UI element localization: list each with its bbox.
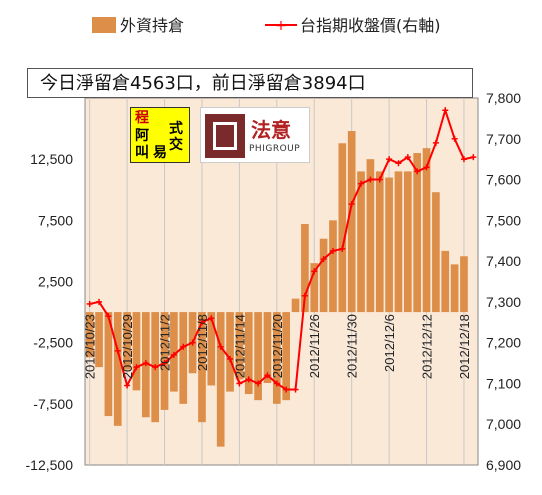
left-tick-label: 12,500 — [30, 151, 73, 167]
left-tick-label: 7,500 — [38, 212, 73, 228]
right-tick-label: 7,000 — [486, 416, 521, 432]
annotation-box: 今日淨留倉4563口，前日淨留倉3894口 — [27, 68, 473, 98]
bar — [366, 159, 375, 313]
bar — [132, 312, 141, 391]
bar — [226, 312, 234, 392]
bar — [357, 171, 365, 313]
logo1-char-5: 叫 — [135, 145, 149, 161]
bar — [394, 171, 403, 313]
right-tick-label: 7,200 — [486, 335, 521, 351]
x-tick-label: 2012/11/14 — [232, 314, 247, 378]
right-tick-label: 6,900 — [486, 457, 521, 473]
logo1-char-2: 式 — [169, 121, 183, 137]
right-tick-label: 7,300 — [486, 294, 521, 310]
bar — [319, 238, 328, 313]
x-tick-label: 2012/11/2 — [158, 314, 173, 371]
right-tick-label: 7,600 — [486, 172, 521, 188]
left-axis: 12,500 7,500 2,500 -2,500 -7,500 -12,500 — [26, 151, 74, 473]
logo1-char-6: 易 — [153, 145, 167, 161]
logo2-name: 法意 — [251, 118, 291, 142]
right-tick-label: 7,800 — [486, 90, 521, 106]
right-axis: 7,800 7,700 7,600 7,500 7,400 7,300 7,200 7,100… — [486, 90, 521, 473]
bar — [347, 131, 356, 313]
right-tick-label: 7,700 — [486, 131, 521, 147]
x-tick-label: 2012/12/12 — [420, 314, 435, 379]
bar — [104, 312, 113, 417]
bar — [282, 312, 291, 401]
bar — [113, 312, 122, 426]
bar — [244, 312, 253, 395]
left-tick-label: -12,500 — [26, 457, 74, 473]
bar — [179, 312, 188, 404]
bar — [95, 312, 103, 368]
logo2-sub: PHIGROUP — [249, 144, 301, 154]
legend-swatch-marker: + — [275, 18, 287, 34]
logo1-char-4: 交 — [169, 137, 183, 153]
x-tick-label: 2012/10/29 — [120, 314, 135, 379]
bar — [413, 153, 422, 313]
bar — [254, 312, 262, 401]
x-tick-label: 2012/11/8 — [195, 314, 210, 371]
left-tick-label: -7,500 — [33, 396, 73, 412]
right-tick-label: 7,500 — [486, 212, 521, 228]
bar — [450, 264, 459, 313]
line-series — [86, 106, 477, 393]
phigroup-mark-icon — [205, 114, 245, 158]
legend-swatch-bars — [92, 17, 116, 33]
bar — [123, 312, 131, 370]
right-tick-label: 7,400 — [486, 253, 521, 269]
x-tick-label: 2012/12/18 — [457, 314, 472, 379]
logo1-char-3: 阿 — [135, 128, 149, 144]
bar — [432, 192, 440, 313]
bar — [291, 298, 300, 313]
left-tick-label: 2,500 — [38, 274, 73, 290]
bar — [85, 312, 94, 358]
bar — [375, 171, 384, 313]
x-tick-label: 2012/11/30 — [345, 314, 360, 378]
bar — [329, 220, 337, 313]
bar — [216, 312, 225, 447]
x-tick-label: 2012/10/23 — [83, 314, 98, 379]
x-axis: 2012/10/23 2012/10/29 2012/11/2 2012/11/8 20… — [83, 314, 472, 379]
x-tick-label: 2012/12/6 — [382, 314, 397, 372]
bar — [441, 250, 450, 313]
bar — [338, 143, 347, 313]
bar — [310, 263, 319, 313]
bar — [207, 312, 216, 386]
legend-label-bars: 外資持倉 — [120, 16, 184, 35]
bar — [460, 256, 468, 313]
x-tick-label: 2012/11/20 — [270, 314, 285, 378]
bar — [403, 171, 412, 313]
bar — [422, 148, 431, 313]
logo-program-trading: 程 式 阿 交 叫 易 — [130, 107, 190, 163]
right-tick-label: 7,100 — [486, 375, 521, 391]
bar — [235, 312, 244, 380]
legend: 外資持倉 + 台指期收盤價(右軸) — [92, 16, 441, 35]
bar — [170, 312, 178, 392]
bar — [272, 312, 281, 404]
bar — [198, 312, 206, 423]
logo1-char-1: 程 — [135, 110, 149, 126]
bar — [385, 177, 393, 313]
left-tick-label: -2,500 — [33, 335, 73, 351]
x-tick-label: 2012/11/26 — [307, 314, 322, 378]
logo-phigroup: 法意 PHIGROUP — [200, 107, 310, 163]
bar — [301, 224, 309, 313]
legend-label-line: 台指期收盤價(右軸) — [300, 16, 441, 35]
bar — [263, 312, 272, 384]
...
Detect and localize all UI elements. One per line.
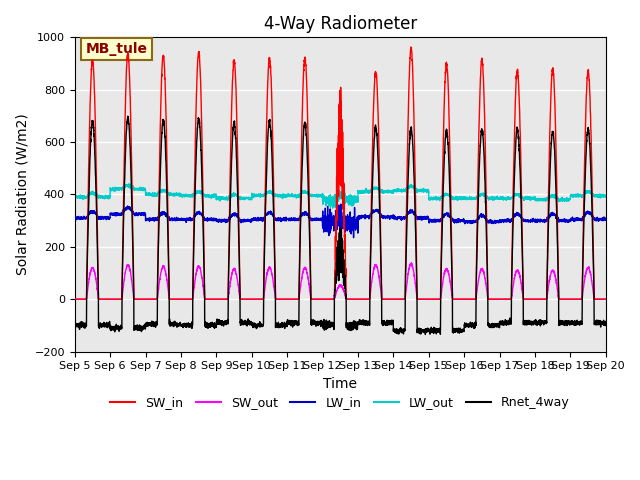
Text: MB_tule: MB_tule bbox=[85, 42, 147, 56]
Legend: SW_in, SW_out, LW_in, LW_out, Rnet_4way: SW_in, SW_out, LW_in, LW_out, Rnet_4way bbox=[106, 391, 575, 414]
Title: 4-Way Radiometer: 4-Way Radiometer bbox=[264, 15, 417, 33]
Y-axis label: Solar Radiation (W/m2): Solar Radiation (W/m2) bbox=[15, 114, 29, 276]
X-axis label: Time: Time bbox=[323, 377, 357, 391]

▶ _Direction_
Return the lines beginning with the one that contains "Text: MB_tule: MB_tule bbox=[85, 42, 147, 56]" and continuing through the one that contains "X-axis label: Time: Time", reproduced word for word.

▶ _Full response_
Text: MB_tule: MB_tule bbox=[85, 42, 147, 56]
Legend: SW_in, SW_out, LW_in, LW_out, Rnet_4way: SW_in, SW_out, LW_in, LW_out, Rnet_4way bbox=[106, 391, 575, 414]
Title: 4-Way Radiometer: 4-Way Radiometer bbox=[264, 15, 417, 33]
Y-axis label: Solar Radiation (W/m2): Solar Radiation (W/m2) bbox=[15, 114, 29, 276]
X-axis label: Time: Time bbox=[323, 377, 357, 391]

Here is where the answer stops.